**** Material for the task ****

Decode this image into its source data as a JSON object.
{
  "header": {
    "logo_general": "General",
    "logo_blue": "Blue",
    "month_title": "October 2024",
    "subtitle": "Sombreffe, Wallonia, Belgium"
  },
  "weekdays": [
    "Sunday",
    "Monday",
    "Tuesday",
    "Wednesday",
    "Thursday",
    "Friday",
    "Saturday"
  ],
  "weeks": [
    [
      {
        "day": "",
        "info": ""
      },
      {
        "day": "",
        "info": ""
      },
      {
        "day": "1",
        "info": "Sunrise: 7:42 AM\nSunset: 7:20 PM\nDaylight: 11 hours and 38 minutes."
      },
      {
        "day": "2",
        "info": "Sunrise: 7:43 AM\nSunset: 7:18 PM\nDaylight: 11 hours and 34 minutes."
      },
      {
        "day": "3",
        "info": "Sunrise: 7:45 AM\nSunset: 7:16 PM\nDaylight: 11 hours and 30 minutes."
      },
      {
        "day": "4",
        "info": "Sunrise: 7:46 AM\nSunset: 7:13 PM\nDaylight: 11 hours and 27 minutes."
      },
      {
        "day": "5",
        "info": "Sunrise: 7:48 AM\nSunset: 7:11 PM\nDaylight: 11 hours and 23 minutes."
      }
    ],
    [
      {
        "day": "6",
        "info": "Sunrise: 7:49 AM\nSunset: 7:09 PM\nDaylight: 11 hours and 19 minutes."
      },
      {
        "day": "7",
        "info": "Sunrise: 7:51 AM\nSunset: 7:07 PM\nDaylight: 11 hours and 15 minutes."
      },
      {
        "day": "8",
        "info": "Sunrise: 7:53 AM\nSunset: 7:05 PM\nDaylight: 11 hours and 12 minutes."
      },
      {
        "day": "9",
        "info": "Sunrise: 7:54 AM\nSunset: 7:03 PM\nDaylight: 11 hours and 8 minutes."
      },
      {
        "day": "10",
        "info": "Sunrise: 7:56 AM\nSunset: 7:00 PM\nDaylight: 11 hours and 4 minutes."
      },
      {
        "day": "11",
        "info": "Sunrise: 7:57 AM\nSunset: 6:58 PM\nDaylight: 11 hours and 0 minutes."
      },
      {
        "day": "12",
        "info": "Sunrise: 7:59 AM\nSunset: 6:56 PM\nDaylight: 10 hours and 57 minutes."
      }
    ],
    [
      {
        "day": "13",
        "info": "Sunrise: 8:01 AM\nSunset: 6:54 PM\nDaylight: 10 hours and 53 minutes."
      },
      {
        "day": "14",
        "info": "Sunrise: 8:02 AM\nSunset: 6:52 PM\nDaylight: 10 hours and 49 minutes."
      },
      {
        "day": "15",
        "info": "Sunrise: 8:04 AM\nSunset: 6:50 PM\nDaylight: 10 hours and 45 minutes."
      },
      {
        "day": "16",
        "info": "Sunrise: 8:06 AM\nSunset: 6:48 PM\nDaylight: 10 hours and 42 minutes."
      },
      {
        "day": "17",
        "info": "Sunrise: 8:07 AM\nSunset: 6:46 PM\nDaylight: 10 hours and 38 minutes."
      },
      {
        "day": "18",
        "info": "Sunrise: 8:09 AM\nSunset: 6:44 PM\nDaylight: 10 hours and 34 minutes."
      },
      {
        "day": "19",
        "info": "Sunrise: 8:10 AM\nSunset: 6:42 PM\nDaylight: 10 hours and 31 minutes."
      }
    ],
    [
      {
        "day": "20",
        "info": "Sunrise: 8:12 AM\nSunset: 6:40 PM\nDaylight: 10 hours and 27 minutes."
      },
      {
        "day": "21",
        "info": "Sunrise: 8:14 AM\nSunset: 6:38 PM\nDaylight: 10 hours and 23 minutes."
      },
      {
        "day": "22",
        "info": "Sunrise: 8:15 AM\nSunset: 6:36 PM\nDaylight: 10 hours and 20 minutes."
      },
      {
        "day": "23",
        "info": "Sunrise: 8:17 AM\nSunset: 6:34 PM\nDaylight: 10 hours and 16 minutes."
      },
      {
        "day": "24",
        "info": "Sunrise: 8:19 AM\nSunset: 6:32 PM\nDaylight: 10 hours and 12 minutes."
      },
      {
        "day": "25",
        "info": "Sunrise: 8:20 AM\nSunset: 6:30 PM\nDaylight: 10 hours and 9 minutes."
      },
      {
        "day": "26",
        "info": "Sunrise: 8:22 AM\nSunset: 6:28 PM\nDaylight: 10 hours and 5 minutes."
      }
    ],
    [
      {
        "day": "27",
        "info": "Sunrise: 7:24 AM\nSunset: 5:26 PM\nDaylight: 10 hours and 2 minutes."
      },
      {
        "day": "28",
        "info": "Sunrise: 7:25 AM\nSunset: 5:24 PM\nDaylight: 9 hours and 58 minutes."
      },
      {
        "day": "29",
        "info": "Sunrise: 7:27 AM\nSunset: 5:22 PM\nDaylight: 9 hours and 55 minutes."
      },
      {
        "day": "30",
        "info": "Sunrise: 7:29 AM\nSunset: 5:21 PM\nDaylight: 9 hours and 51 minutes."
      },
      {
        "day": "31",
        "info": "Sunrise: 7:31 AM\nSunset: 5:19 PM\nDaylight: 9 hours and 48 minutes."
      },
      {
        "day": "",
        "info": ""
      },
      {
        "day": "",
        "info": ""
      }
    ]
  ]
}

****
**** Material for the task ****

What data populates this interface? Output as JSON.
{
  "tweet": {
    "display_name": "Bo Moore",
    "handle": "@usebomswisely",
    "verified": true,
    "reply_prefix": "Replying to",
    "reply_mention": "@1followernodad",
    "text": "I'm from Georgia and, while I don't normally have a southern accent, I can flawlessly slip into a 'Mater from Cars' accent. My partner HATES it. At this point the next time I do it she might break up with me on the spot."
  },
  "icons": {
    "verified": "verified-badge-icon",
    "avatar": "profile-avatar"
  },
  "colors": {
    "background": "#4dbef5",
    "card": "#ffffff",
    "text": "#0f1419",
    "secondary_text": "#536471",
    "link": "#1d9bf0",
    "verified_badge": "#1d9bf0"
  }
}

****

Copy out all lines from the material above that contain the string "into".

Decode this image into its source data as a JSON object.
    "text": "I'm from Georgia and, while I don't normally have a southern accent, I can flawlessly slip into a 'Mater from Cars' accent. My partner HATES it. At this point the next time I do it she might break up with me on the spot."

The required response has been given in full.